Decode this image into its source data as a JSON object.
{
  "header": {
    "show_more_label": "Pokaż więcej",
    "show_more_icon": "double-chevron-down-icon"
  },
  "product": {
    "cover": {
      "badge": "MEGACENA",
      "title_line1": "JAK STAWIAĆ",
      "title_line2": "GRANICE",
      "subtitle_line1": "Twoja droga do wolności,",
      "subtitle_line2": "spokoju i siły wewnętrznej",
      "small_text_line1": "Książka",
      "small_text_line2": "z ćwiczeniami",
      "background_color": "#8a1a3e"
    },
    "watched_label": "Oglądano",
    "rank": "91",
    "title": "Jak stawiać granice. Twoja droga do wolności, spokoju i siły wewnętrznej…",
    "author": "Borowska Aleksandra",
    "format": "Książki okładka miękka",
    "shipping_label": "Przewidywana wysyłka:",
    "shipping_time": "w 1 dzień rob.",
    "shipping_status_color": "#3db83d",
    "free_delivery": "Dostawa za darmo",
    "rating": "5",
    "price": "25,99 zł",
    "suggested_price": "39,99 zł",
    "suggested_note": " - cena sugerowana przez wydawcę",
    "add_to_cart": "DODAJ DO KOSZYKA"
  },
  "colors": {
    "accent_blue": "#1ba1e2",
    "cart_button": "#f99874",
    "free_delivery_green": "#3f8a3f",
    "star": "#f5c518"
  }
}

--

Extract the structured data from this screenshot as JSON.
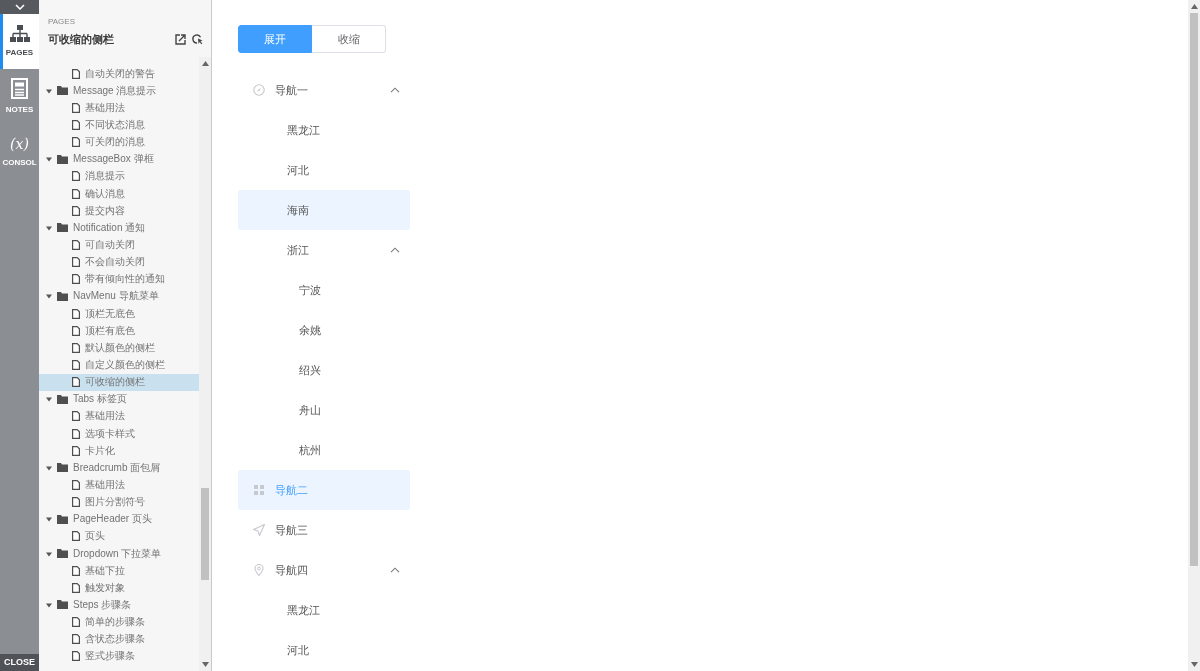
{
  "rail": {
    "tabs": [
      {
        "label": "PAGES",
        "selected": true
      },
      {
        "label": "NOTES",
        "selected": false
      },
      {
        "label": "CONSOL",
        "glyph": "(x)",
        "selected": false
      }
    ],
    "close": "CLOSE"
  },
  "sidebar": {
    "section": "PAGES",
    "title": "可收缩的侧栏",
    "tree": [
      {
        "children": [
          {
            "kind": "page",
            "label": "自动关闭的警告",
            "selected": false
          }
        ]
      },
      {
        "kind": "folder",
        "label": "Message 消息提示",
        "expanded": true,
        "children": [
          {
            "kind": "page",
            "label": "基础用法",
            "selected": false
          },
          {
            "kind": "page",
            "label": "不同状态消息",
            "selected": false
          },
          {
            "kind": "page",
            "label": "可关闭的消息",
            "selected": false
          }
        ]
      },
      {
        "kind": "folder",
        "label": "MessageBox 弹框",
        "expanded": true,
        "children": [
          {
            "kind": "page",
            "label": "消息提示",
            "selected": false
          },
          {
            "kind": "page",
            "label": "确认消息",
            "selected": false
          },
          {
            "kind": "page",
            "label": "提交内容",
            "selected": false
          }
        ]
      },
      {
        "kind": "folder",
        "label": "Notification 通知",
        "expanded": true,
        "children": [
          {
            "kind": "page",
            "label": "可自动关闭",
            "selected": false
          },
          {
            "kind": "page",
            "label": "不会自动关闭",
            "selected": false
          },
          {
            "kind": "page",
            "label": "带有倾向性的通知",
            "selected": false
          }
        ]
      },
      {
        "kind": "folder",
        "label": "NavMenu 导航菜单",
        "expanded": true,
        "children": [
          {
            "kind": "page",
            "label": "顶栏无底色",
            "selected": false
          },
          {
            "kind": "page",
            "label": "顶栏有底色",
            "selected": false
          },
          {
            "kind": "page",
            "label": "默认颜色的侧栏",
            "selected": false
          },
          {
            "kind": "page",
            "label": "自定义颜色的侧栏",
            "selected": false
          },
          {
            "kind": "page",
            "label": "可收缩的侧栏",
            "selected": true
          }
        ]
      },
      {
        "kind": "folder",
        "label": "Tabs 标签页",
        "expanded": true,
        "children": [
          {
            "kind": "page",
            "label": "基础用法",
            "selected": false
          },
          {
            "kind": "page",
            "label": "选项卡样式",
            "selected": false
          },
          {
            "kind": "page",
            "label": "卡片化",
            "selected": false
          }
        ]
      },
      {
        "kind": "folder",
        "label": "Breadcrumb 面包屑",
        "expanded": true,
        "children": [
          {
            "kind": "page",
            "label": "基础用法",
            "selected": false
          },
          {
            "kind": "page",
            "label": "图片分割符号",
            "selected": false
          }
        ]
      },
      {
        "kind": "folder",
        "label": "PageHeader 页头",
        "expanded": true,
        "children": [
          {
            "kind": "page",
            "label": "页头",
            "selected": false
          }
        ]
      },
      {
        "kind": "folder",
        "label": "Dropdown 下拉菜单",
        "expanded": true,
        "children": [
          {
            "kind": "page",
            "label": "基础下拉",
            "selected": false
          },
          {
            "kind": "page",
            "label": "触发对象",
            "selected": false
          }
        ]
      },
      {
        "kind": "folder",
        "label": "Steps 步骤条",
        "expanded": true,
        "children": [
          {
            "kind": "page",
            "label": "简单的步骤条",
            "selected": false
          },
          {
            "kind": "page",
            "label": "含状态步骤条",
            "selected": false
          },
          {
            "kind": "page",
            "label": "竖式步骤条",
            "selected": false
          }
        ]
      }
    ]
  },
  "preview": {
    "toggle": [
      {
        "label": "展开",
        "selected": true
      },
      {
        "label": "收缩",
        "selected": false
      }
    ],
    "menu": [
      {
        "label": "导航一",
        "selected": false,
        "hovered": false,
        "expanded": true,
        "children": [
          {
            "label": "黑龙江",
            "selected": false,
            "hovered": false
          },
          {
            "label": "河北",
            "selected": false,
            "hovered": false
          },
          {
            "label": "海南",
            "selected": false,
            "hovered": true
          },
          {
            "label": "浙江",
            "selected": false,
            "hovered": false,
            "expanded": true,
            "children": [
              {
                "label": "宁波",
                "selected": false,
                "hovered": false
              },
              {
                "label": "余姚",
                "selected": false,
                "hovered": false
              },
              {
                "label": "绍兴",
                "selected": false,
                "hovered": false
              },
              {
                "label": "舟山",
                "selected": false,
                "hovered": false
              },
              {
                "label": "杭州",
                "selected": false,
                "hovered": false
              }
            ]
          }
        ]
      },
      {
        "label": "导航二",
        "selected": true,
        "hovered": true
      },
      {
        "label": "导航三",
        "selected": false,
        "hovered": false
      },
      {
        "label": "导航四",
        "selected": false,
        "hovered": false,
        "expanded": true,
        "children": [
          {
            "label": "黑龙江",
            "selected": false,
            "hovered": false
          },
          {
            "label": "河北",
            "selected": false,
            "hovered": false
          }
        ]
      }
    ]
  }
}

==

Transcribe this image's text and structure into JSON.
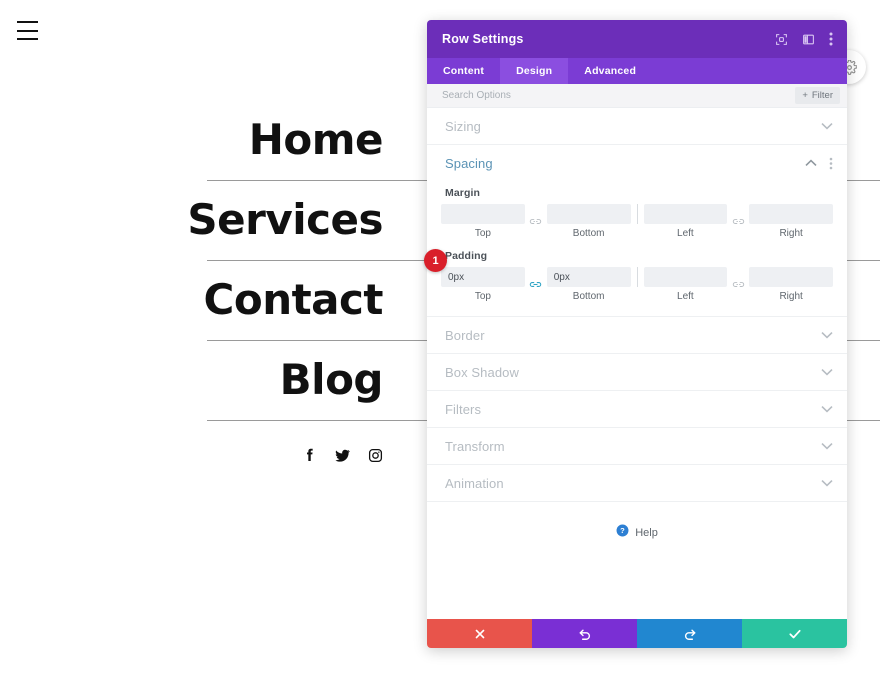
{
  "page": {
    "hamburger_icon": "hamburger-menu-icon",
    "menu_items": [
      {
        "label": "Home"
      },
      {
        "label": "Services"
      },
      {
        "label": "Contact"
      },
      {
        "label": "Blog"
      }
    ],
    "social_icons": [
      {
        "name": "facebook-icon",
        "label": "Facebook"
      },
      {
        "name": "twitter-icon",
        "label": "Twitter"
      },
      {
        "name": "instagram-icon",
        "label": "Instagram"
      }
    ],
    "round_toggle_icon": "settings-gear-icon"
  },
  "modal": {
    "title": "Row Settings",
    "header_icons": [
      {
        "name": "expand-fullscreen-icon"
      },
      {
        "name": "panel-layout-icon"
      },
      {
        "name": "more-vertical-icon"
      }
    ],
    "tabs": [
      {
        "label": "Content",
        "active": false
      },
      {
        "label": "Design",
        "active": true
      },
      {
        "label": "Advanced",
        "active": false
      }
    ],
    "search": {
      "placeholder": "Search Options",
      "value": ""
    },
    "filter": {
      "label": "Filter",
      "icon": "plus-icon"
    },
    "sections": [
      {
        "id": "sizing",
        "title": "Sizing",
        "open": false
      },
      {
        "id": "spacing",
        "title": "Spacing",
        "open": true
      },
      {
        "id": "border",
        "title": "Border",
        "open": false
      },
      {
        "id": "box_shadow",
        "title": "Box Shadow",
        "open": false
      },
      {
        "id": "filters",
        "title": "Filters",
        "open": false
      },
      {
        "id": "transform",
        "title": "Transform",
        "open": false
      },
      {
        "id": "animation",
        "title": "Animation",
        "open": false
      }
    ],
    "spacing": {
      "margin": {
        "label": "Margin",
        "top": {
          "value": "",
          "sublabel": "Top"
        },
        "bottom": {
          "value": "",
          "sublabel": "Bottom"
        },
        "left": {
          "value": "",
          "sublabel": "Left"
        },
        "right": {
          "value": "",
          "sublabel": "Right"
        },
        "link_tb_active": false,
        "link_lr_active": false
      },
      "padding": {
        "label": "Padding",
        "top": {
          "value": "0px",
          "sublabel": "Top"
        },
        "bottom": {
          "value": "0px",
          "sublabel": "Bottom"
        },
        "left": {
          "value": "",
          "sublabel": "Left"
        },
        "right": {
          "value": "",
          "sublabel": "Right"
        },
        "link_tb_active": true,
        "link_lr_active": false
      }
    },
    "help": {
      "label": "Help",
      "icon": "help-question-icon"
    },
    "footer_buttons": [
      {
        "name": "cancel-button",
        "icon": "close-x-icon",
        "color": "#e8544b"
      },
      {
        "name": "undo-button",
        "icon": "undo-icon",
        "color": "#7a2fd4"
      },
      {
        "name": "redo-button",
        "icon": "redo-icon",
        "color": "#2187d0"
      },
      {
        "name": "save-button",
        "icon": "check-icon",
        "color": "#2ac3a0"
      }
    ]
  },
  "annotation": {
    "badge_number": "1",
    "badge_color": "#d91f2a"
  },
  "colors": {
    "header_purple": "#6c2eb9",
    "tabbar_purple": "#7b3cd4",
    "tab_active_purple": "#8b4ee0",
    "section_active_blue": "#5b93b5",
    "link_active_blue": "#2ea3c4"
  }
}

Set task: Work out how many lines of the data above contain the string "wewnętrznej" and give the number alone.

Task output: 2